> _PROMPT_:
Go through the entries below and copy each line containing the word "membrane".

> _MATERIAL PROVIDED_:
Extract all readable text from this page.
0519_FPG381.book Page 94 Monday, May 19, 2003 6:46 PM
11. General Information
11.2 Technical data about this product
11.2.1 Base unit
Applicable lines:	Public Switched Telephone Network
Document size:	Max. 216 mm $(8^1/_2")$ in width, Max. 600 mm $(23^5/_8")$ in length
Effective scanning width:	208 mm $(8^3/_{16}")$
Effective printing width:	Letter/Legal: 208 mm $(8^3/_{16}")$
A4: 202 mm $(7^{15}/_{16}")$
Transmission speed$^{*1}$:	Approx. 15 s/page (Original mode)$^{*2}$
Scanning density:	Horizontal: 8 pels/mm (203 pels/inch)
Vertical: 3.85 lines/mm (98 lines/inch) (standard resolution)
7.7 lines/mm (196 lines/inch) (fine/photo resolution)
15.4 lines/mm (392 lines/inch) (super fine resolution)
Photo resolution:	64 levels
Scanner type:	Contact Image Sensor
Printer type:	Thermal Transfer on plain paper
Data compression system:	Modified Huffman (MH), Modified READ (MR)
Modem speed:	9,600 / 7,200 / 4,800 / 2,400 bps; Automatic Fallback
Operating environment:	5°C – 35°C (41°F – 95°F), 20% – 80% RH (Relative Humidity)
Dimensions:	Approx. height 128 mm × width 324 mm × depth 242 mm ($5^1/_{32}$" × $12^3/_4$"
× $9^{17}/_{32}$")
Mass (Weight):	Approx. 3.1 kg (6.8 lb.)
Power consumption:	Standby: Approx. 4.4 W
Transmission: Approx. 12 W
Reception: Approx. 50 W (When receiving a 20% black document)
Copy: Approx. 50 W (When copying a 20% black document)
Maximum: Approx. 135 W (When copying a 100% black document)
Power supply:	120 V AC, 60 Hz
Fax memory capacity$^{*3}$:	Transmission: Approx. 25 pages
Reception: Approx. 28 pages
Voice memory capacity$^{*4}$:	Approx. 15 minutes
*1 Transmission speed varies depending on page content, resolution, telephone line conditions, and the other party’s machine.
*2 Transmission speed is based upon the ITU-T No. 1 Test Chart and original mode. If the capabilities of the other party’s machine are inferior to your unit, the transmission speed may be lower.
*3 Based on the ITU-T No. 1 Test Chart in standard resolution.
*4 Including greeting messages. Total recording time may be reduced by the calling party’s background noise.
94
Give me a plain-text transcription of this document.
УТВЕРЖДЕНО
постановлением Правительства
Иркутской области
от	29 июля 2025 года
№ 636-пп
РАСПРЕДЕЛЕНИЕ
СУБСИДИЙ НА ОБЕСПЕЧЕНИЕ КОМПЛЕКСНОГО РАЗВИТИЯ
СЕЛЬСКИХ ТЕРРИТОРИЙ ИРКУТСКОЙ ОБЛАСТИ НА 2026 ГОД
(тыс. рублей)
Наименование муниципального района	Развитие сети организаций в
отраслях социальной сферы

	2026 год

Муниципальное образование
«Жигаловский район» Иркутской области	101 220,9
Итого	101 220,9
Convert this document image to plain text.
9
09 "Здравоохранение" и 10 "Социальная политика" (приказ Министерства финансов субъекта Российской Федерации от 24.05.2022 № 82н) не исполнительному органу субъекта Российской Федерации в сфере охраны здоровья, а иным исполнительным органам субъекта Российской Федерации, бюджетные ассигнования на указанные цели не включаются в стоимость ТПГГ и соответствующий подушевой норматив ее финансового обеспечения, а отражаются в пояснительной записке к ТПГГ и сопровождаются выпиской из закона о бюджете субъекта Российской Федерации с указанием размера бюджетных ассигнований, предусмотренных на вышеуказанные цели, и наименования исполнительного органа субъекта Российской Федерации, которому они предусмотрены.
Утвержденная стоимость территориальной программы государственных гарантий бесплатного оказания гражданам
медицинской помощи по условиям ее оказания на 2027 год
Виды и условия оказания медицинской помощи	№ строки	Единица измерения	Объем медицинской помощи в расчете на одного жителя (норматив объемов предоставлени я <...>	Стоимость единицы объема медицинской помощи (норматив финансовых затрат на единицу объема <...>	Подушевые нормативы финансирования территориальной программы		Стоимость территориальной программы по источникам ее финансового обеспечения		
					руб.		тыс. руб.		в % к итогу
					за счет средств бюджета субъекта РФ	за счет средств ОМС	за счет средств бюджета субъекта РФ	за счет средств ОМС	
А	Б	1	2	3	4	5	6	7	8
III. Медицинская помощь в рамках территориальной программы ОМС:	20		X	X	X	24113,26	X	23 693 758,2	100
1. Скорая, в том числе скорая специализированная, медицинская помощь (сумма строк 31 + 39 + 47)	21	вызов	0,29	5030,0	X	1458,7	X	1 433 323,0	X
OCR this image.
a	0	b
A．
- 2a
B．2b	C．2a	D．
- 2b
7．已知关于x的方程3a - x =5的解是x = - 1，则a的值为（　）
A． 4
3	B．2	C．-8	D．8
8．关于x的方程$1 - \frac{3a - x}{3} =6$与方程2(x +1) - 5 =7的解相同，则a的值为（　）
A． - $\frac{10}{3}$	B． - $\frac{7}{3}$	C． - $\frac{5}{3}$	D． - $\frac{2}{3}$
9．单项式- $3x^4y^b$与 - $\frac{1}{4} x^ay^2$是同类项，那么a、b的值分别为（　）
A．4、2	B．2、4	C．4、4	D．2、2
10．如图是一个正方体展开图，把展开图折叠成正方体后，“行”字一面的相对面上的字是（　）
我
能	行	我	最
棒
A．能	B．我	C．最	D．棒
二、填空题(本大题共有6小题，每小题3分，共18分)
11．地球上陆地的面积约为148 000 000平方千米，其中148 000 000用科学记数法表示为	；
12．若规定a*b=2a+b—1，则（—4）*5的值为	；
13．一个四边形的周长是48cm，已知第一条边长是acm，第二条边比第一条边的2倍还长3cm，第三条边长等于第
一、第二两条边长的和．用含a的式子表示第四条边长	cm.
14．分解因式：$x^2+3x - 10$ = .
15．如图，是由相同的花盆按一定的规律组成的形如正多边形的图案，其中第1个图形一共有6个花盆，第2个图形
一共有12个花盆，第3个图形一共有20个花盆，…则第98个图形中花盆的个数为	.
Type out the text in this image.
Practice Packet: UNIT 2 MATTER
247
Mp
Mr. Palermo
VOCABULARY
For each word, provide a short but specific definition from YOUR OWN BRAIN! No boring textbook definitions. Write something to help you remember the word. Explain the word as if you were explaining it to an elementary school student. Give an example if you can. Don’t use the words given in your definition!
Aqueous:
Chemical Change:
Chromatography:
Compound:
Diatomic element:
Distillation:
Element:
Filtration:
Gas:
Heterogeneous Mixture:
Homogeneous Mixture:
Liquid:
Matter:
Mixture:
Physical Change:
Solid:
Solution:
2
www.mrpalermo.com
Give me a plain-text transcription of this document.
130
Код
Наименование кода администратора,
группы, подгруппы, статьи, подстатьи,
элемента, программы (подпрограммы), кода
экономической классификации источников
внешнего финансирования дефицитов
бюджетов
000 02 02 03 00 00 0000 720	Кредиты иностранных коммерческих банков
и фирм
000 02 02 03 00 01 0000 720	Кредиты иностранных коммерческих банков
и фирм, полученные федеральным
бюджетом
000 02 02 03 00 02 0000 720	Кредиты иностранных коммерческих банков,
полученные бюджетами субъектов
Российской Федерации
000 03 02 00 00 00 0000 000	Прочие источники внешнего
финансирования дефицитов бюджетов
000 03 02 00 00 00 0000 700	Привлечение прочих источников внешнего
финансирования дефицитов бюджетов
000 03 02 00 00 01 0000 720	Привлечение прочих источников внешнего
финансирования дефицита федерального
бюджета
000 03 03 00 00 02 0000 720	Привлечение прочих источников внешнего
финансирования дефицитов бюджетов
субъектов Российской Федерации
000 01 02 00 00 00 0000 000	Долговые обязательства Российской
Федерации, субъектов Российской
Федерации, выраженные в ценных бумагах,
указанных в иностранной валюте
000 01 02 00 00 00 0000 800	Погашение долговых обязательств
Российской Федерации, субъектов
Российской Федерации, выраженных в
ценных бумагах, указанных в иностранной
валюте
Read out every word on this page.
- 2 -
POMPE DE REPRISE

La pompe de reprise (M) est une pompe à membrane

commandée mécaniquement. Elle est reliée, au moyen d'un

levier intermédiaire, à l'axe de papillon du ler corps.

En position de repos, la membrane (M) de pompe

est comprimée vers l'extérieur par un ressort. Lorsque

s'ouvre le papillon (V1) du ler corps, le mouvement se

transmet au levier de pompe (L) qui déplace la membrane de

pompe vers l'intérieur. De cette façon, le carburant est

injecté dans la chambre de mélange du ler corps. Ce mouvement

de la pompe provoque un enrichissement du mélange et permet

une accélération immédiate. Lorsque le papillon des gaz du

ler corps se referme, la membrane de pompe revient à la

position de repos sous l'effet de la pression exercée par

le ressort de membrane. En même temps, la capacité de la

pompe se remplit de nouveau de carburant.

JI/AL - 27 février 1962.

> _FINISHED TASK_:
La pompe de reprise (M) est une pompe à membrane
En position de repos, la membrane (M) de pompe
transmet au levier de pompe (L) qui déplace la membrane de
ler corps se referme, la membrane de pompe revient à la
le ressort de membrane. En même temps, la capacité de la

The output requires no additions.